# Stored items:

************

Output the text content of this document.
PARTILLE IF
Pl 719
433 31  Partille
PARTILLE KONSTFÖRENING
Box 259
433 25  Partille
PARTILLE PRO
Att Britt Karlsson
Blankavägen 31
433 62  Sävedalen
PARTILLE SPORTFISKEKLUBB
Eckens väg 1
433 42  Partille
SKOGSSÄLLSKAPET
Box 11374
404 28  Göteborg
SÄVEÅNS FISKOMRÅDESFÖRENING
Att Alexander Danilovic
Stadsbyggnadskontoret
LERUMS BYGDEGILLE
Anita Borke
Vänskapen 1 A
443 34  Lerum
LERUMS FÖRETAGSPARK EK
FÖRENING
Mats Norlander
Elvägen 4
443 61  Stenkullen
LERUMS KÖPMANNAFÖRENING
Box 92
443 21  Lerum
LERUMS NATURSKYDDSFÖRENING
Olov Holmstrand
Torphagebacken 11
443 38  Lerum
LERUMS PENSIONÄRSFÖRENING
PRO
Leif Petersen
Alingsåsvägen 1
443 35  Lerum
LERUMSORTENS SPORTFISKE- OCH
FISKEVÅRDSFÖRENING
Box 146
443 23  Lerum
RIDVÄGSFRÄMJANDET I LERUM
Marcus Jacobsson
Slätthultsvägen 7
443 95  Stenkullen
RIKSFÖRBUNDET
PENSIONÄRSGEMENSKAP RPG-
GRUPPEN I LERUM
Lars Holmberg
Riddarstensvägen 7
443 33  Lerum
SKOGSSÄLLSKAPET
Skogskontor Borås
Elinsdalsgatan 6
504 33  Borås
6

************

# What the task requires:
Print the records once more, exactly as they were given.

# The completed task:
Output the text content of this document.
PARTILLE IF
Pl 719
433 31  Partille
PARTILLE KONSTFÖRENING
Box 259
433 25  Partille
PARTILLE PRO
Att Britt Karlsson
Blankavägen 31
433 62  Sävedalen
PARTILLE SPORTFISKEKLUBB
Eckens väg 1
433 42  Partille
SKOGSSÄLLSKAPET
Box 11374
404 28  Göteborg
SÄVEÅNS FISKOMRÅDESFÖRENING
Att Alexander Danilovic
Stadsbyggnadskontoret
LERUMS BYGDEGILLE
Anita Borke
Vänskapen 1 A
443 34  Lerum
LERUMS FÖRETAGSPARK EK
FÖRENING
Mats Norlander
Elvägen 4
443 61  Stenkullen
LERUMS KÖPMANNAFÖRENING
Box 92
443 21  Lerum
LERUMS NATURSKYDDSFÖRENING
Olov Holmstrand
Torphagebacken 11
443 38  Lerum
LERUMS PENSIONÄRSFÖRENING
PRO
Leif Petersen
Alingsåsvägen 1
443 35  Lerum
LERUMSORTENS SPORTFISKE- OCH
FISKEVÅRDSFÖRENING
Box 146
443 23  Lerum
RIDVÄGSFRÄMJANDET I LERUM
Marcus Jacobsson
Slätthultsvägen 7
443 95  Stenkullen
RIKSFÖRBUNDET
PENSIONÄRSGEMENSKAP RPG-
GRUPPEN I LERUM
Lars Holmberg
Riddarstensvägen 7
443 33  Lerum
SKOGSSÄLLSKAPET
Skogskontor Borås
Elinsdalsgatan 6
504 33  Borås
6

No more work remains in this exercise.